> To do
Scan the material for the word "Curve", and copy each line where it shows up.

> Record list
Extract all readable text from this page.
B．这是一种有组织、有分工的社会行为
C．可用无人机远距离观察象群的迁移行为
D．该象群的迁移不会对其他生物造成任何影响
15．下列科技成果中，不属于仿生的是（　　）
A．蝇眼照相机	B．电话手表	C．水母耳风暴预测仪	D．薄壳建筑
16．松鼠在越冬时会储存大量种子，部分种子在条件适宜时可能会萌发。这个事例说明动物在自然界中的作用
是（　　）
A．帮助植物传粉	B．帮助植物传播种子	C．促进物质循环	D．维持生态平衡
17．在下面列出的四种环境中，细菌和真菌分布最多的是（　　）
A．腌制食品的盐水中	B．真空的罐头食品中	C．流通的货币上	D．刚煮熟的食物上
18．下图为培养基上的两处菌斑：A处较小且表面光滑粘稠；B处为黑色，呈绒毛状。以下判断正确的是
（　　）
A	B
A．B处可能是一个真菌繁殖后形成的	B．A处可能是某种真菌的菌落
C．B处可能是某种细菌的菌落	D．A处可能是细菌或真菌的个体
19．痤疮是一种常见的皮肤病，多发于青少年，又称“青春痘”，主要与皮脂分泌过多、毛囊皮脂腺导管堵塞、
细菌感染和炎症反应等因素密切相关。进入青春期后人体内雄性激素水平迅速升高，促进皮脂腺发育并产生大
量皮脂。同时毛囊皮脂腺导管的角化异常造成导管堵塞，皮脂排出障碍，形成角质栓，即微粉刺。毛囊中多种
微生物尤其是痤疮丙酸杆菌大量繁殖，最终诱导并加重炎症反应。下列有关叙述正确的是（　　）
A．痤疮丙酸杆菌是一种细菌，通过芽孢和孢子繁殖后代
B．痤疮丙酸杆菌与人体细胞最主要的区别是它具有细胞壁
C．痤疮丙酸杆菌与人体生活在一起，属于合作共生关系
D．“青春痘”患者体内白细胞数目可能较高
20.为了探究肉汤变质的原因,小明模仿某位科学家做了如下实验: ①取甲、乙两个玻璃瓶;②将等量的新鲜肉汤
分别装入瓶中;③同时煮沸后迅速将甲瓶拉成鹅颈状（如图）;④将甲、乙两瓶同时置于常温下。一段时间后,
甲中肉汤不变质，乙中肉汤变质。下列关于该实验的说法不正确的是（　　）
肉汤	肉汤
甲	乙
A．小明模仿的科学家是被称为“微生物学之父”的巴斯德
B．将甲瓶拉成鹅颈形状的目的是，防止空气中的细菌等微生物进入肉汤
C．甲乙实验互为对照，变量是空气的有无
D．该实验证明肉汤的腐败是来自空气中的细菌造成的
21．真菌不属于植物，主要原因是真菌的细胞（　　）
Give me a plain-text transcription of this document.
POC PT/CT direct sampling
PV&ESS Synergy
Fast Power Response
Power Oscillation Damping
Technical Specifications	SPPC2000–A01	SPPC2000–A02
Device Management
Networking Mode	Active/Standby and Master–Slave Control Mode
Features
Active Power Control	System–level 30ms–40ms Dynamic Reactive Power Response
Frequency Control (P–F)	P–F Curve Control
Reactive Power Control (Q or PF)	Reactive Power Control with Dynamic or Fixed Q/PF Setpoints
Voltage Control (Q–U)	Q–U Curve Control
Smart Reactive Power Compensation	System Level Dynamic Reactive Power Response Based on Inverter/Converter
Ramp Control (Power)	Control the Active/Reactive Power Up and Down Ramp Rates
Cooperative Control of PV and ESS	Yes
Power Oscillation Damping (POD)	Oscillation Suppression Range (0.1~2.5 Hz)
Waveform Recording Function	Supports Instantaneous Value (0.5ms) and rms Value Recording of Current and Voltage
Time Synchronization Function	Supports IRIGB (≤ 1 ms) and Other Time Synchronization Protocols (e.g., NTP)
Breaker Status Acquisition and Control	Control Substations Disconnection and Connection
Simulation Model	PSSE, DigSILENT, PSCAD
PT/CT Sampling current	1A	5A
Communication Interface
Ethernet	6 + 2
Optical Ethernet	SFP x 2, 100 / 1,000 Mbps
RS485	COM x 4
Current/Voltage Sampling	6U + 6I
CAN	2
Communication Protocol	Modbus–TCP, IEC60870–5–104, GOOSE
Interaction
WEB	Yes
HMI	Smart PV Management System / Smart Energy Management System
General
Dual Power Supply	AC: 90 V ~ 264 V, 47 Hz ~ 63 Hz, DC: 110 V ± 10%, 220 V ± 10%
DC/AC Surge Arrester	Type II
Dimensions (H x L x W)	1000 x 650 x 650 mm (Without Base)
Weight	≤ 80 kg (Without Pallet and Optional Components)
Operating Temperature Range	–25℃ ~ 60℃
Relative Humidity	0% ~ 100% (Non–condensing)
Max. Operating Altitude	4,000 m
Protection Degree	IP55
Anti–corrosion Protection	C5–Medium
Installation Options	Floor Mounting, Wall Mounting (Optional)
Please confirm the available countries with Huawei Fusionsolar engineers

> Response
Frequency Control (P–F)	P–F Curve Control
Voltage Control (Q–U)	Q–U Curve Control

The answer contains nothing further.